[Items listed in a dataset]
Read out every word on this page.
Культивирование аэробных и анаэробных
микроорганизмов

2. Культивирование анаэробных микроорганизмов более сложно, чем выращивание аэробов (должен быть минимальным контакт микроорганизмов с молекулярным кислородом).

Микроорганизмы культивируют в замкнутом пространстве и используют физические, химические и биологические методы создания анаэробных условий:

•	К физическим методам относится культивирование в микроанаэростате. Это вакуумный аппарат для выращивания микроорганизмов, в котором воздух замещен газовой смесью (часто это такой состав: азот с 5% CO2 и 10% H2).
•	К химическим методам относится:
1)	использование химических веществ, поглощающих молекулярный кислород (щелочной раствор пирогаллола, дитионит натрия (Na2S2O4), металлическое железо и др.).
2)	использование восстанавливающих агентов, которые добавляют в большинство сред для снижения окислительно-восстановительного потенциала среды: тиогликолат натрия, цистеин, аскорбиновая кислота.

— Goal of the exercise —
Which lines include the word "натрия"? Copy every one of them.

— Result of this exercise —
1)	использование химических веществ, поглощающих молекулярный кислород (щелочной раствор пирогаллола, дитионит натрия (Na2S2O4), металлическое железо и др.).
2)	использование восстанавливающих агентов, которые добавляют в большинство сред для снижения окислительно-восстановительного потенциала среды: тиогликолат натрия, цистеин, аскорбиновая кислота.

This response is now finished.